'''

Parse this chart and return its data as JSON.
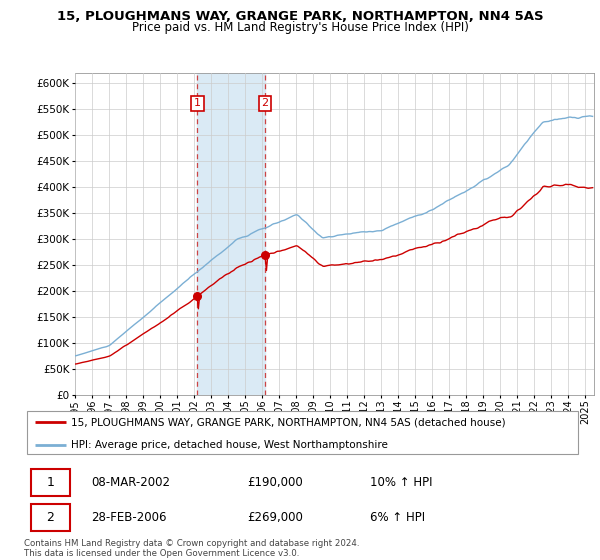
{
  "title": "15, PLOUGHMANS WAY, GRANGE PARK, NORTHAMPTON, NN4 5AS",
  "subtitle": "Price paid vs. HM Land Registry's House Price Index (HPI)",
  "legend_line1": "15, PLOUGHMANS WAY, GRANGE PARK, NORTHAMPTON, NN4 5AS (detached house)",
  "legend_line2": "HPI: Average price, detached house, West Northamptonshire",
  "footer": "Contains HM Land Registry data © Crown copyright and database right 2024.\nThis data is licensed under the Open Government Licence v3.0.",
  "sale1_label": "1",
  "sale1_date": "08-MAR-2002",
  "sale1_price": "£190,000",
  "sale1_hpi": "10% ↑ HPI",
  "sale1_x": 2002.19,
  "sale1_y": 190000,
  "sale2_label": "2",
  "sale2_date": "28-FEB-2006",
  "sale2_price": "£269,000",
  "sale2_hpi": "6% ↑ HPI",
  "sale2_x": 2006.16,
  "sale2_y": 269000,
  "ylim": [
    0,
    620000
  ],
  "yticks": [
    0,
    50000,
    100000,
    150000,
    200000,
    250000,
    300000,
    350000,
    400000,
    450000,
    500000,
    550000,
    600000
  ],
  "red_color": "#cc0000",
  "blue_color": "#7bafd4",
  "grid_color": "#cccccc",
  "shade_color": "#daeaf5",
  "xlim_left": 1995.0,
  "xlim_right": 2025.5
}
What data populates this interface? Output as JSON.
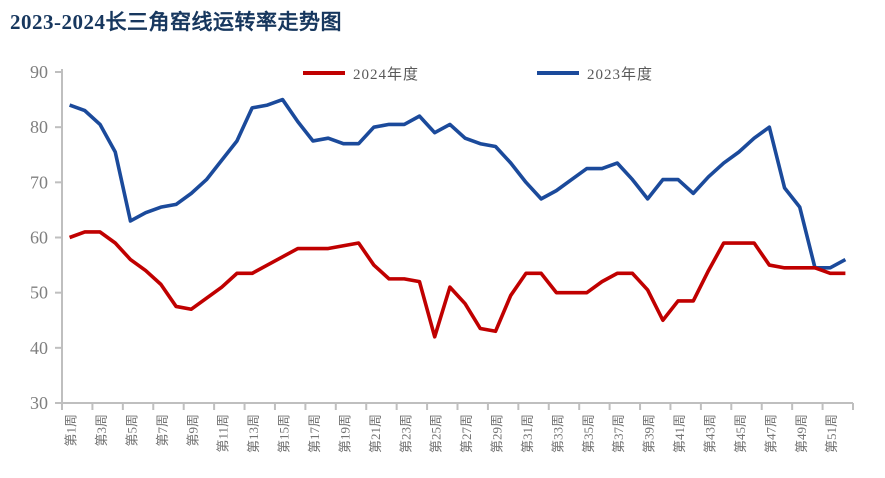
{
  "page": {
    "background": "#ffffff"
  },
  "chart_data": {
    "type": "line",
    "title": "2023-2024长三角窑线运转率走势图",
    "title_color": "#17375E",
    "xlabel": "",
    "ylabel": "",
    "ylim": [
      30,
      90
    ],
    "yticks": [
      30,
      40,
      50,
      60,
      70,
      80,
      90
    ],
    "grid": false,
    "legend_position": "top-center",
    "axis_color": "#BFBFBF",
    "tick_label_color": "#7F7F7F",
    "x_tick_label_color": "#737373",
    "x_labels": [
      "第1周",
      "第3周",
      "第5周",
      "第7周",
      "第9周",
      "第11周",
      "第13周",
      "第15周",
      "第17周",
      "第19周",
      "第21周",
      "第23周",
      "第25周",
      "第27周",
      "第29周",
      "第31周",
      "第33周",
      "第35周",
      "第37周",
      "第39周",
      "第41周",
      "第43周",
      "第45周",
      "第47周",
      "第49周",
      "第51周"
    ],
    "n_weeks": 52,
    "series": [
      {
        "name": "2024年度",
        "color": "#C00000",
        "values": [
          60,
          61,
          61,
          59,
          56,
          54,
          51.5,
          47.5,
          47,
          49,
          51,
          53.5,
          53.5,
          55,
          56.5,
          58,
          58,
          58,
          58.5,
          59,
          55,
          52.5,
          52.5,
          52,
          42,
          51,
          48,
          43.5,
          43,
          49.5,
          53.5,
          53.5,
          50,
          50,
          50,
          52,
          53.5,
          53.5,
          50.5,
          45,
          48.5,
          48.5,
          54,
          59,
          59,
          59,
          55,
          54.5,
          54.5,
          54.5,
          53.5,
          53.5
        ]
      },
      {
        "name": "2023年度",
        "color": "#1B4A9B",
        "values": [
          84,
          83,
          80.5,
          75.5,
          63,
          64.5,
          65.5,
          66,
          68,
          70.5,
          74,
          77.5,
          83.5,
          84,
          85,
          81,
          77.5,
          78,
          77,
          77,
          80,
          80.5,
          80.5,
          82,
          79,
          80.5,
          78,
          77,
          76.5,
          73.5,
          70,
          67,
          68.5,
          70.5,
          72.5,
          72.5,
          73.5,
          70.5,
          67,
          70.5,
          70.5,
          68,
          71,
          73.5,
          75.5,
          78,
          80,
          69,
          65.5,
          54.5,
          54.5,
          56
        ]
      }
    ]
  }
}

'''
'''

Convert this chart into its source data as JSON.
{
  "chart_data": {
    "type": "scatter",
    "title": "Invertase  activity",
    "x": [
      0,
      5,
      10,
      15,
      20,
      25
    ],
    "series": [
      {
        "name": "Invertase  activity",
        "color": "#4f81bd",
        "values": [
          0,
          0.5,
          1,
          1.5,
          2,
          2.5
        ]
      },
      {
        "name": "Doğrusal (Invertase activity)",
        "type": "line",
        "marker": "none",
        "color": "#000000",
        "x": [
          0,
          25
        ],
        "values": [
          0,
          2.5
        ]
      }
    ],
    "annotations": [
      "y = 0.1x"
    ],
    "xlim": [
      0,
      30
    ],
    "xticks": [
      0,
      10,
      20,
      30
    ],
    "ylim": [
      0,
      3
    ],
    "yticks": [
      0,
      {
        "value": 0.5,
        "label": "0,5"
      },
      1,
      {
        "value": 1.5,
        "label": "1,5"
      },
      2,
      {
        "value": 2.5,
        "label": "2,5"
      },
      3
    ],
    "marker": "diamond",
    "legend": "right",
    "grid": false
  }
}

'''
'''

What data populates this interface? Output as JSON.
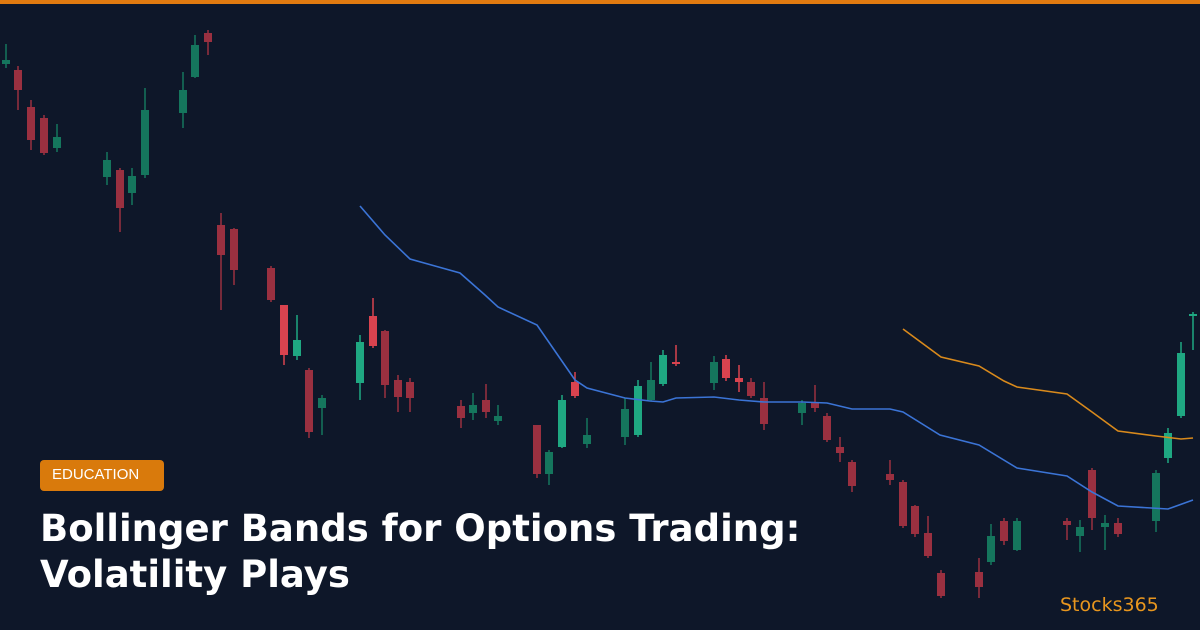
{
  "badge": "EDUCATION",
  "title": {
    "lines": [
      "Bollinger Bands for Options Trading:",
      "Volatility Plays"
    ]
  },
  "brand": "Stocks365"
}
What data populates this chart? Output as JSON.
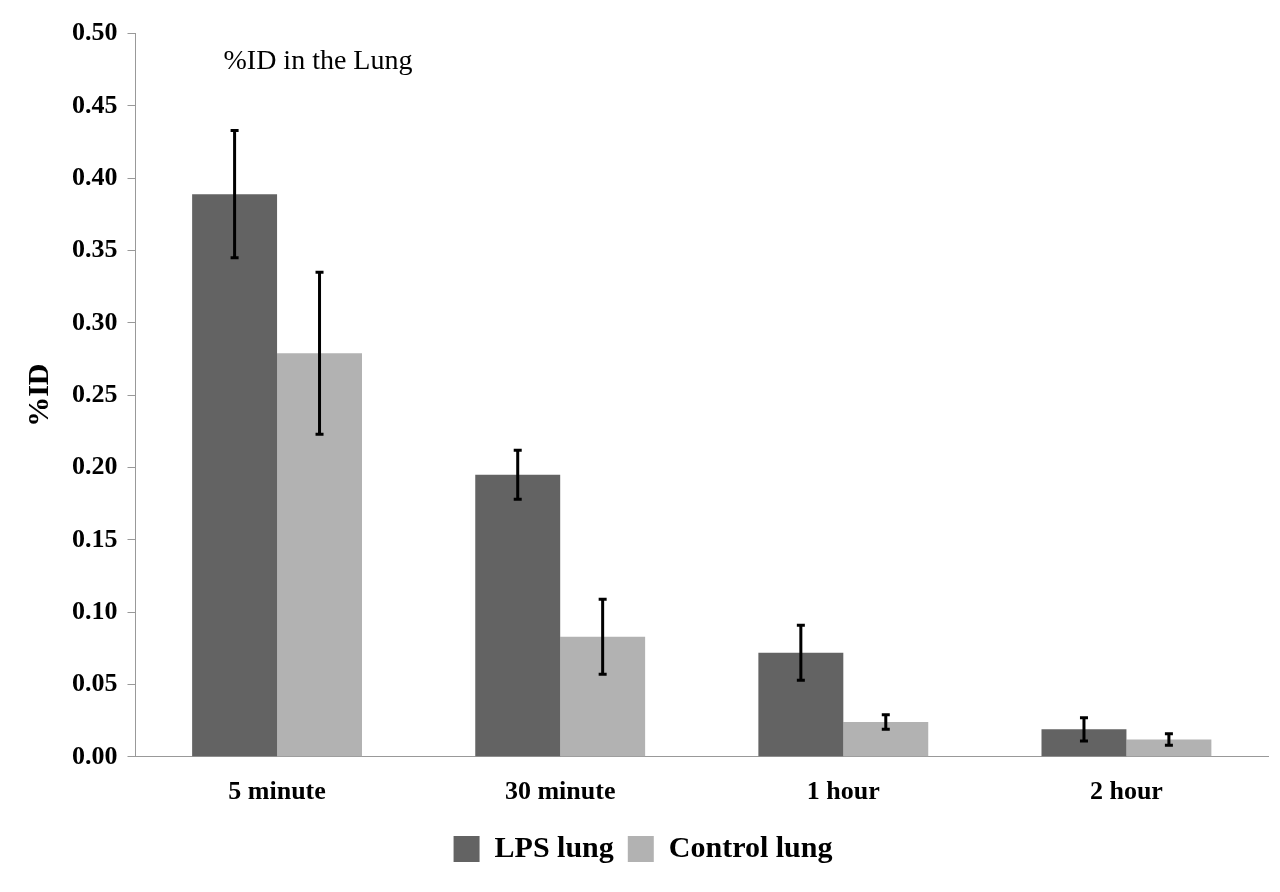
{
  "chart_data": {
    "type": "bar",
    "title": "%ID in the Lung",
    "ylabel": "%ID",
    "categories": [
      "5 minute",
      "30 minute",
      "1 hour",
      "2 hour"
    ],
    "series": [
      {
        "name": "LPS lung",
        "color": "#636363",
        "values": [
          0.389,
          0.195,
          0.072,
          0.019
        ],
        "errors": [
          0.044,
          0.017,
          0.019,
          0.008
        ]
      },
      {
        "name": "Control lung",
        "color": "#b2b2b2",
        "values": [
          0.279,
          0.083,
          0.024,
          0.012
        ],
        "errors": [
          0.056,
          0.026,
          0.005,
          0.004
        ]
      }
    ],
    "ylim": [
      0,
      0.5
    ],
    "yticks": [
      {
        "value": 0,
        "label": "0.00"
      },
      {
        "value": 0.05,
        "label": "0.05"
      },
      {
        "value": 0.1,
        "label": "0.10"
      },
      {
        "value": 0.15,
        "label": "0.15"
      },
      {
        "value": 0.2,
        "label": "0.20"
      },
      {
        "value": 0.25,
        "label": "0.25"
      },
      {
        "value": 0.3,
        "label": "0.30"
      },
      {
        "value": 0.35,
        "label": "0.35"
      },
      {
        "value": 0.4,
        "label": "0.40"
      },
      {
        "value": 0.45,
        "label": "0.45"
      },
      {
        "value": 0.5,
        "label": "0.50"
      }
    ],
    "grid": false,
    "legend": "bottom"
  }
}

'''

Show all lines in the entries above where the string "GRANGE" appears.

  "title": "15, PLOUGHMANS WAY, GRANGE PARK, NORTHAMPTON, NN4 5AS",
  "legend_line1": "15, PLOUGHMANS WAY, GRANGE PARK, NORTHAMPTON, NN4 5AS (detached house)",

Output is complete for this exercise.